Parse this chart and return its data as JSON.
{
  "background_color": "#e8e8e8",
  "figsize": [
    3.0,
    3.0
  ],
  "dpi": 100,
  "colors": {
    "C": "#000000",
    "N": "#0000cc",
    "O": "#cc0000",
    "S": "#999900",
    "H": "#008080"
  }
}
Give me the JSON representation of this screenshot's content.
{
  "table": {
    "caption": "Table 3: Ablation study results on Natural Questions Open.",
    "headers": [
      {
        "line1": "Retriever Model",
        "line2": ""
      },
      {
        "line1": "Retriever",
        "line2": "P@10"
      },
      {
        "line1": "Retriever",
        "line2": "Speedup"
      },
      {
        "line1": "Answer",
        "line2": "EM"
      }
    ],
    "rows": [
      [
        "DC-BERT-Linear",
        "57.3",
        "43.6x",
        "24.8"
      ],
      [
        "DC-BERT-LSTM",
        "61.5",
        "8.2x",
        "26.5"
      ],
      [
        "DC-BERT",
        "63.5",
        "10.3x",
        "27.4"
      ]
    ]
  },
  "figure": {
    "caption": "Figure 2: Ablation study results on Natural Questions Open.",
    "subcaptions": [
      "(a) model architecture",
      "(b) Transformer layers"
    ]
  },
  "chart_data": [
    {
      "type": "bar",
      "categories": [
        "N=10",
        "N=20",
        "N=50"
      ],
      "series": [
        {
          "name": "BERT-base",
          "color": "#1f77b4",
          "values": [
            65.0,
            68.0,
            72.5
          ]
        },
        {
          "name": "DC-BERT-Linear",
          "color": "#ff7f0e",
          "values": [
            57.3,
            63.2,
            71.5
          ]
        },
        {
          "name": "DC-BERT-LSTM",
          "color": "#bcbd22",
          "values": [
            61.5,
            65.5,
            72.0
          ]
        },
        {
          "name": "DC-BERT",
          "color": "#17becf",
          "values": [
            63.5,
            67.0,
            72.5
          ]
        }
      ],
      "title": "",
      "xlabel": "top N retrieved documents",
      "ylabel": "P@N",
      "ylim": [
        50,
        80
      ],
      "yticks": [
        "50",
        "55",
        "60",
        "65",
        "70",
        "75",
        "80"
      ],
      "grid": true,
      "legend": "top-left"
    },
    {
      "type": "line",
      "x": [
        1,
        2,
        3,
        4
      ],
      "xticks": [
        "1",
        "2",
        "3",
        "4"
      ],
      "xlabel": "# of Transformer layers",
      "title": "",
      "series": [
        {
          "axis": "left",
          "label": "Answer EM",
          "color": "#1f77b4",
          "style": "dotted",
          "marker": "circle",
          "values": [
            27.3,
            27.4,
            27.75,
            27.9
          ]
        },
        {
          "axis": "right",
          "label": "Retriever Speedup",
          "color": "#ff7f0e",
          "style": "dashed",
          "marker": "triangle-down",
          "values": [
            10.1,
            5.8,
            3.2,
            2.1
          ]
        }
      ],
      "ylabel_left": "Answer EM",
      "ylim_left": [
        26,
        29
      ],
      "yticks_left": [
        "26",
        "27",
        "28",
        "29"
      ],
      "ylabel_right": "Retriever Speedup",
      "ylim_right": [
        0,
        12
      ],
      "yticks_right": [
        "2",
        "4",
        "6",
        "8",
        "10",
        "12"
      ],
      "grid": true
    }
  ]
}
________________________
Description of the task: Write out every line exactly as it stands.

Result of this task:
Parse this chart and return its data as JSON.
{
  "background_color": "#e8e8e8",
  "figsize": [
    3.0,
    3.0
  ],
  "dpi": 100,
  "colors": {
    "C": "#000000",
    "N": "#0000cc",
    "O": "#cc0000",
    "S": "#999900",
    "H": "#008080"
  }
}
Give me the JSON representation of this screenshot's content.
{
  "table": {
    "caption": "Table 3: Ablation study results on Natural Questions Open.",
    "headers": [
      {
        "line1": "Retriever Model",
        "line2": ""
      },
      {
        "line1": "Retriever",
        "line2": "P@10"
      },
      {
        "line1": "Retriever",
        "line2": "Speedup"
      },
      {
        "line1": "Answer",
        "line2": "EM"
      }
    ],
    "rows": [
      [
        "DC-BERT-Linear",
        "57.3",
        "43.6x",
        "24.8"
      ],
      [
        "DC-BERT-LSTM",
        "61.5",
        "8.2x",
        "26.5"
      ],
      [
        "DC-BERT",
        "63.5",
        "10.3x",
        "27.4"
      ]
    ]
  },
  "figure": {
    "caption": "Figure 2: Ablation study results on Natural Questions Open.",
    "subcaptions": [
      "(a) model architecture",
      "(b) Transformer layers"
    ]
  },
  "chart_data": [
    {
      "type": "bar",
      "categories": [
        "N=10",
        "N=20",
        "N=50"
      ],
      "series": [
        {
          "name": "BERT-base",
          "color": "#1f77b4",
          "values": [
            65.0,
            68.0,
            72.5
          ]
        },
        {
          "name": "DC-BERT-Linear",
          "color": "#ff7f0e",
          "values": [
            57.3,
            63.2,
            71.5
          ]
        },
        {
          "name": "DC-BERT-LSTM",
          "color": "#bcbd22",
          "values": [
            61.5,
            65.5,
            72.0
          ]
        },
        {
          "name": "DC-BERT",
          "color": "#17becf",
          "values": [
            63.5,
            67.0,
            72.5
          ]
        }
      ],
      "title": "",
      "xlabel": "top N retrieved documents",
      "ylabel": "P@N",
      "ylim": [
        50,
        80
      ],
      "yticks": [
        "50",
        "55",
        "60",
        "65",
        "70",
        "75",
        "80"
      ],
      "grid": true,
      "legend": "top-left"
    },
    {
      "type": "line",
      "x": [
        1,
        2,
        3,
        4
      ],
      "xticks": [
        "1",
        "2",
        "3",
        "4"
      ],
      "xlabel": "# of Transformer layers",
      "title": "",
      "series": [
        {
          "axis": "left",
          "label": "Answer EM",
          "color": "#1f77b4",
          "style": "dotted",
          "marker": "circle",
          "values": [
            27.3,
            27.4,
            27.75,
            27.9
          ]
        },
        {
          "axis": "right",
          "label": "Retriever Speedup",
          "color": "#ff7f0e",
          "style": "dashed",
          "marker": "triangle-down",
          "values": [
            10.1,
            5.8,
            3.2,
            2.1
          ]
        }
      ],
      "ylabel_left": "Answer EM",
      "ylim_left": [
        26,
        29
      ],
      "yticks_left": [
        "26",
        "27",
        "28",
        "29"
      ],
      "ylabel_right": "Retriever Speedup",
      "ylim_right": [
        0,
        12
      ],
      "yticks_right": [
        "2",
        "4",
        "6",
        "8",
        "10",
        "12"
      ],
      "grid": true
    }
  ]
}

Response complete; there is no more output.